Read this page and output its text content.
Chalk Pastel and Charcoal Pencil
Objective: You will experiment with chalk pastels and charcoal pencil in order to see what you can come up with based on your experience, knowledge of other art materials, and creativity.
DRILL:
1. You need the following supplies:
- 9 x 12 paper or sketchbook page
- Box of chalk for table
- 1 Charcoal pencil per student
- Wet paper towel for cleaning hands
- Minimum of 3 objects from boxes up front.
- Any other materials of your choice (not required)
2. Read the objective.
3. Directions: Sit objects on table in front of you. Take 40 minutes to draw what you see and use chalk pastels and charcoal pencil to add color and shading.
...
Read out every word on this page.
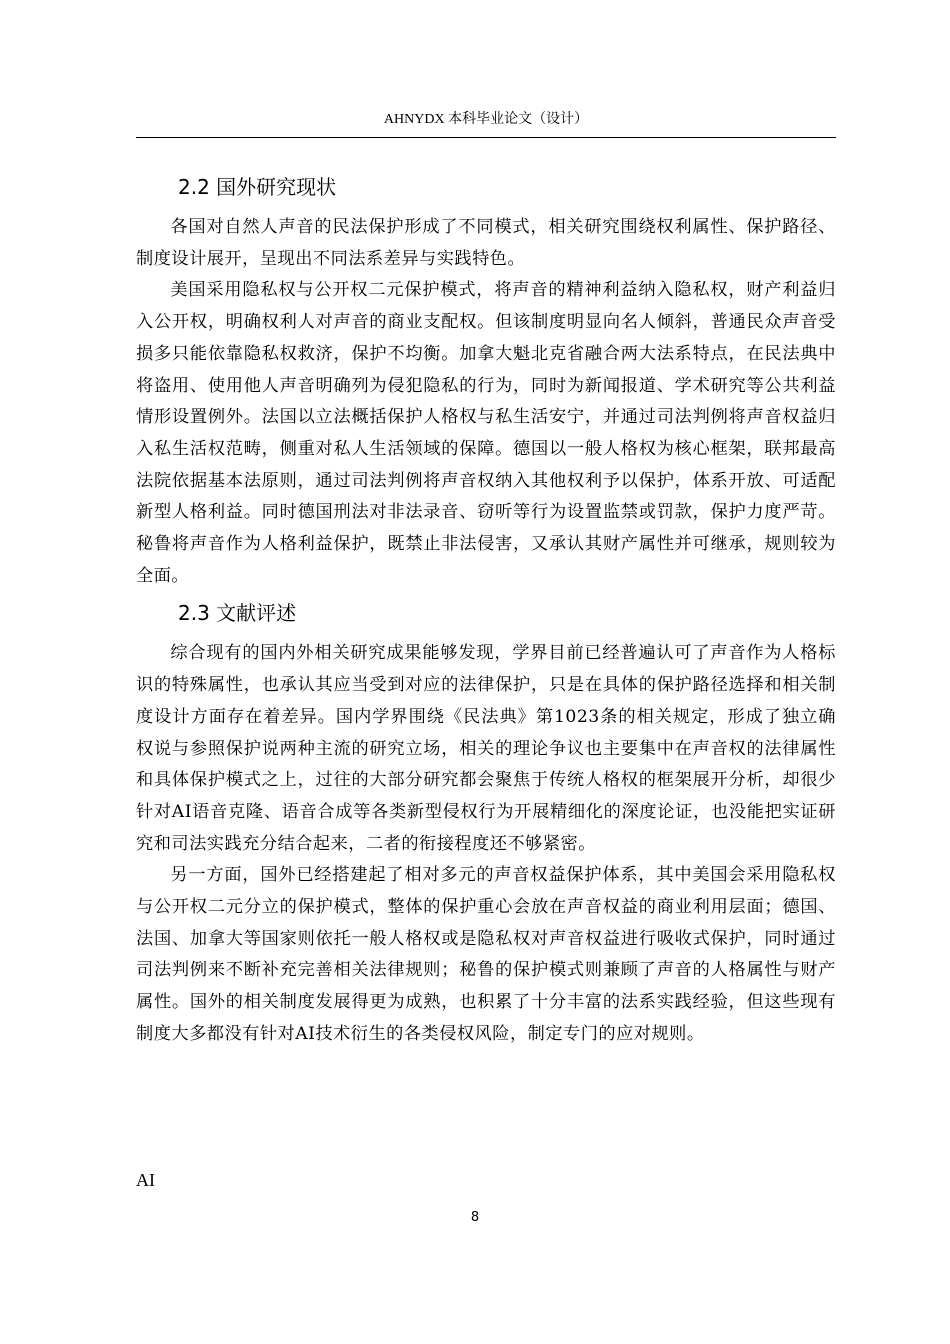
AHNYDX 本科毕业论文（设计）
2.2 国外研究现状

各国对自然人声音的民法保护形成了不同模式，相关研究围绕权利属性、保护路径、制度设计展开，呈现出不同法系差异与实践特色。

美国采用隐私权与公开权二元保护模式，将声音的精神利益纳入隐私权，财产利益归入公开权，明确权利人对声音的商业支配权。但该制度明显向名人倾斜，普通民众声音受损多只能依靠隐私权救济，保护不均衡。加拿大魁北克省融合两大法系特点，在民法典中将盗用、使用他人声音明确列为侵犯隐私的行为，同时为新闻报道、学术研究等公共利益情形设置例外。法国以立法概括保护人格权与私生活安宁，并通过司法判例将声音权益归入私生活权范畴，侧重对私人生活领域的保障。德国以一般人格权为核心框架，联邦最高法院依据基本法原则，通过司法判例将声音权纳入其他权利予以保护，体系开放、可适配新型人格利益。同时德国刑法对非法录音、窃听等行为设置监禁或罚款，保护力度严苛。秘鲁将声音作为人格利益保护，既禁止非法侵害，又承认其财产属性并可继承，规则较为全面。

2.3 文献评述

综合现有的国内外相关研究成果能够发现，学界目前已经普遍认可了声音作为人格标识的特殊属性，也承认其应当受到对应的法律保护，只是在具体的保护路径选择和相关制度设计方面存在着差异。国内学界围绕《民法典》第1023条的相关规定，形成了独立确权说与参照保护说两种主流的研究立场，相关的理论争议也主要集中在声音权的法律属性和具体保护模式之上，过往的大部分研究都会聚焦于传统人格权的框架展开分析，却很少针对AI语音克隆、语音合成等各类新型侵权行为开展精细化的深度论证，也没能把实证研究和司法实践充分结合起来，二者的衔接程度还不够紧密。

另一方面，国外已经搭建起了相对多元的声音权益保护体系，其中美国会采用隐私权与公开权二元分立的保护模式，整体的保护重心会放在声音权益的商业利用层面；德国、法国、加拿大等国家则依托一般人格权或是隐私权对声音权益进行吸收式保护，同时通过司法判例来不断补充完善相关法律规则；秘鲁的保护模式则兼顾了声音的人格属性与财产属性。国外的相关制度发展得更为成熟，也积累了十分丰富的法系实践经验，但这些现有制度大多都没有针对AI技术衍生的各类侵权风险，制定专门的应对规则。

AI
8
==
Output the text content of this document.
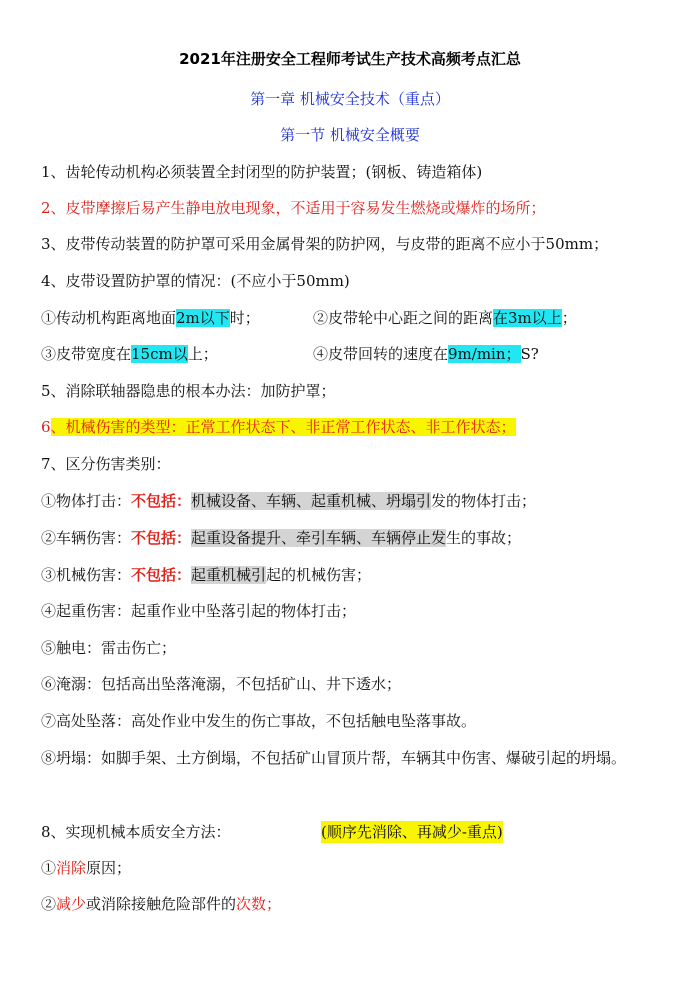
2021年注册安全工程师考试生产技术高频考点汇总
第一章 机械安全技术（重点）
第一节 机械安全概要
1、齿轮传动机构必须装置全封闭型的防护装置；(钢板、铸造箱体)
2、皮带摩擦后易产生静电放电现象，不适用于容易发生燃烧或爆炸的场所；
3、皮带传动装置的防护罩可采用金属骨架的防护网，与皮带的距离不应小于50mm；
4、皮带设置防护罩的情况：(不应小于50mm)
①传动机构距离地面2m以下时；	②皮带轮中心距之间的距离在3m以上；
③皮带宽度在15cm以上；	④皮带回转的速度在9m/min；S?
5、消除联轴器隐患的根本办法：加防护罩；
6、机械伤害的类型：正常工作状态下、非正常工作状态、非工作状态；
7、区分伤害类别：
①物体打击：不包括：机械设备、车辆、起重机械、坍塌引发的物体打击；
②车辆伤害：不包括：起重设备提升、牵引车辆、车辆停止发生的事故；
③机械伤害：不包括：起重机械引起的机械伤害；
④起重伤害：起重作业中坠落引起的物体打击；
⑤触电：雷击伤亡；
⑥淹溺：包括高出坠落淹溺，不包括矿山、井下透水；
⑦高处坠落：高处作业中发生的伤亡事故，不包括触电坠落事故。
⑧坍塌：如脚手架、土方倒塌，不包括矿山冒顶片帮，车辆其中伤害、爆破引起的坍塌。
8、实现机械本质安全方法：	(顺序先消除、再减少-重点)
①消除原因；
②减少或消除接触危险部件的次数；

SET PROBLEM: Copy every line of the records above that contains "materials".

EXPECTED OUTPUT:
Objective: You will experiment with chalk pastels and charcoal pencil in order to see what you can come up with based on your experience, knowledge of other art materials, and creativity.
- Any other materials of your choice (not required)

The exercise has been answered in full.